▶ **STATED TASK**
What follows is a listing; give it again exactly, in its entirety.

▶ **EXERCISE INPUT**
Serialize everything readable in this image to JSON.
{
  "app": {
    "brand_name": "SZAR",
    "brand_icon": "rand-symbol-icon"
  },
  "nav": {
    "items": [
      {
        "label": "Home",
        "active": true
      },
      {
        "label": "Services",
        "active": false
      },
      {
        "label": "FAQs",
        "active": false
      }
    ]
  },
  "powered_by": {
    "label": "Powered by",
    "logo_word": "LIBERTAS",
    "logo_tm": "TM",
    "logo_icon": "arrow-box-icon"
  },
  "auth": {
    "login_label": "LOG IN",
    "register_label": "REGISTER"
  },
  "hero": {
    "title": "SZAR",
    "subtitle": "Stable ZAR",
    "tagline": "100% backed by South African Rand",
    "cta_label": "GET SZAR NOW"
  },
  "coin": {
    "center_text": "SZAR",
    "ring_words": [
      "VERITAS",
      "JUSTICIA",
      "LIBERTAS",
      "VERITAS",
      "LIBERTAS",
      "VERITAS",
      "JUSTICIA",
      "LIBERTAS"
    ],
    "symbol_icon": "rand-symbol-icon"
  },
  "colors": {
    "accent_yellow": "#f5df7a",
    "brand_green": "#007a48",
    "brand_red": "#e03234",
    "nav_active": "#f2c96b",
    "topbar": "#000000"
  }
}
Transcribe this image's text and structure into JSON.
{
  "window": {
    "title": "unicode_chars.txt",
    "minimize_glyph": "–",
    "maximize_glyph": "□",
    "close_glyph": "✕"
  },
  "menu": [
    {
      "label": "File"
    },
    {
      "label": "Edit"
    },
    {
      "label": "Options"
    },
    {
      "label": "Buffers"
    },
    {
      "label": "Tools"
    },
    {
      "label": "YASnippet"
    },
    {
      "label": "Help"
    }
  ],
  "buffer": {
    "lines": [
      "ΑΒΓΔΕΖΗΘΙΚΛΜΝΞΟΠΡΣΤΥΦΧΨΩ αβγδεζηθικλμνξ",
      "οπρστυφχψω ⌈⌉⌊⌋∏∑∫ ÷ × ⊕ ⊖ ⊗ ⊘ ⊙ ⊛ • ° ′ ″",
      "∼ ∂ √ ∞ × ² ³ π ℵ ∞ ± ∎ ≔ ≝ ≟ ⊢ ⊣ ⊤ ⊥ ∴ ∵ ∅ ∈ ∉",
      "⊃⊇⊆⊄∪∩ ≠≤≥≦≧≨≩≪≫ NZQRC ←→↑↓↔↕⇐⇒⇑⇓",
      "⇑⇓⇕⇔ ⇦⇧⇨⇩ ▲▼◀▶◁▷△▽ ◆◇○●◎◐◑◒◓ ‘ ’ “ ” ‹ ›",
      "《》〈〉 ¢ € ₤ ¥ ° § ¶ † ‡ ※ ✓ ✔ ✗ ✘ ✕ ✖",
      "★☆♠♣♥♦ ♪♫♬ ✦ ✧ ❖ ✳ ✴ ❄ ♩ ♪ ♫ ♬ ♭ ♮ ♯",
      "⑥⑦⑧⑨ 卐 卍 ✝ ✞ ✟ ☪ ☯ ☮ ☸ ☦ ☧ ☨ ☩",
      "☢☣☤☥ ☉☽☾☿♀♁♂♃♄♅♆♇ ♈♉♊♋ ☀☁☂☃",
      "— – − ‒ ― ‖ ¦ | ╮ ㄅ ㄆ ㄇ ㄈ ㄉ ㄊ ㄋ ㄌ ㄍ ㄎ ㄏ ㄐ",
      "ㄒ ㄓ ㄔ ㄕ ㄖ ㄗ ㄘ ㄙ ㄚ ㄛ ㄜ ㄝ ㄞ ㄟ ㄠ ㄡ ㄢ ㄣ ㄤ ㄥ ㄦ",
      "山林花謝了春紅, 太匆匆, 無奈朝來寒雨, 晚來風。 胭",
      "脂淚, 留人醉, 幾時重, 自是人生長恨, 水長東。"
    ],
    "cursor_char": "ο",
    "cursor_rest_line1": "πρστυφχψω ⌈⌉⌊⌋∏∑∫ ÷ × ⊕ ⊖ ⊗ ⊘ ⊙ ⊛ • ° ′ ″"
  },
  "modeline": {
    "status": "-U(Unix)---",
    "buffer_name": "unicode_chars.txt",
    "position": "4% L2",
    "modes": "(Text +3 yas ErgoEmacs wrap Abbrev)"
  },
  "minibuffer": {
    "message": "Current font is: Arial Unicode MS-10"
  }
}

▶ **TASK RESULT**
Serialize everything readable in this image to JSON.
{
  "app": {
    "brand_name": "SZAR",
    "brand_icon": "rand-symbol-icon"
  },
  "nav": {
    "items": [
      {
        "label": "Home",
        "active": true
      },
      {
        "label": "Services",
        "active": false
      },
      {
        "label": "FAQs",
        "active": false
      }
    ]
  },
  "powered_by": {
    "label": "Powered by",
    "logo_word": "LIBERTAS",
    "logo_tm": "TM",
    "logo_icon": "arrow-box-icon"
  },
  "auth": {
    "login_label": "LOG IN",
    "register_label": "REGISTER"
  },
  "hero": {
    "title": "SZAR",
    "subtitle": "Stable ZAR",
    "tagline": "100% backed by South African Rand",
    "cta_label": "GET SZAR NOW"
  },
  "coin": {
    "center_text": "SZAR",
    "ring_words": [
      "VERITAS",
      "JUSTICIA",
      "LIBERTAS",
      "VERITAS",
      "LIBERTAS",
      "VERITAS",
      "JUSTICIA",
      "LIBERTAS"
    ],
    "symbol_icon": "rand-symbol-icon"
  },
  "colors": {
    "accent_yellow": "#f5df7a",
    "brand_green": "#007a48",
    "brand_red": "#e03234",
    "nav_active": "#f2c96b",
    "topbar": "#000000"
  }
}
Transcribe this image's text and structure into JSON.
{
  "window": {
    "title": "unicode_chars.txt",
    "minimize_glyph": "–",
    "maximize_glyph": "□",
    "close_glyph": "✕"
  },
  "menu": [
    {
      "label": "File"
    },
    {
      "label": "Edit"
    },
    {
      "label": "Options"
    },
    {
      "label": "Buffers"
    },
    {
      "label": "Tools"
    },
    {
      "label": "YASnippet"
    },
    {
      "label": "Help"
    }
  ],
  "buffer": {
    "lines": [
      "ΑΒΓΔΕΖΗΘΙΚΛΜΝΞΟΠΡΣΤΥΦΧΨΩ αβγδεζηθικλμνξ",
      "οπρστυφχψω ⌈⌉⌊⌋∏∑∫ ÷ × ⊕ ⊖ ⊗ ⊘ ⊙ ⊛ • ° ′ ″",
      "∼ ∂ √ ∞ × ² ³ π ℵ ∞ ± ∎ ≔ ≝ ≟ ⊢ ⊣ ⊤ ⊥ ∴ ∵ ∅ ∈ ∉",
      "⊃⊇⊆⊄∪∩ ≠≤≥≦≧≨≩≪≫ NZQRC ←→↑↓↔↕⇐⇒⇑⇓",
      "⇑⇓⇕⇔ ⇦⇧⇨⇩ ▲▼◀▶◁▷△▽ ◆◇○●◎◐◑◒◓ ‘ ’ “ ” ‹ ›",
      "《》〈〉 ¢ € ₤ ¥ ° § ¶ † ‡ ※ ✓ ✔ ✗ ✘ ✕ ✖",
      "★☆♠♣♥♦ ♪♫♬ ✦ ✧ ❖ ✳ ✴ ❄ ♩ ♪ ♫ ♬ ♭ ♮ ♯",
      "⑥⑦⑧⑨ 卐 卍 ✝ ✞ ✟ ☪ ☯ ☮ ☸ ☦ ☧ ☨ ☩",
      "☢☣☤☥ ☉☽☾☿♀♁♂♃♄♅♆♇ ♈♉♊♋ ☀☁☂☃",
      "— – − ‒ ― ‖ ¦ | ╮ ㄅ ㄆ ㄇ ㄈ ㄉ ㄊ ㄋ ㄌ ㄍ ㄎ ㄏ ㄐ",
      "ㄒ ㄓ ㄔ ㄕ ㄖ ㄗ ㄘ ㄙ ㄚ ㄛ ㄜ ㄝ ㄞ ㄟ ㄠ ㄡ ㄢ ㄣ ㄤ ㄥ ㄦ",
      "山林花謝了春紅, 太匆匆, 無奈朝來寒雨, 晚來風。 胭",
      "脂淚, 留人醉, 幾時重, 自是人生長恨, 水長東。"
    ],
    "cursor_char": "ο",
    "cursor_rest_line1": "πρστυφχψω ⌈⌉⌊⌋∏∑∫ ÷ × ⊕ ⊖ ⊗ ⊘ ⊙ ⊛ • ° ′ ″"
  },
  "modeline": {
    "status": "-U(Unix)---",
    "buffer_name": "unicode_chars.txt",
    "position": "4% L2",
    "modes": "(Text +3 yas ErgoEmacs wrap Abbrev)"
  },
  "minibuffer": {
    "message": "Current font is: Arial Unicode MS-10"
  }
}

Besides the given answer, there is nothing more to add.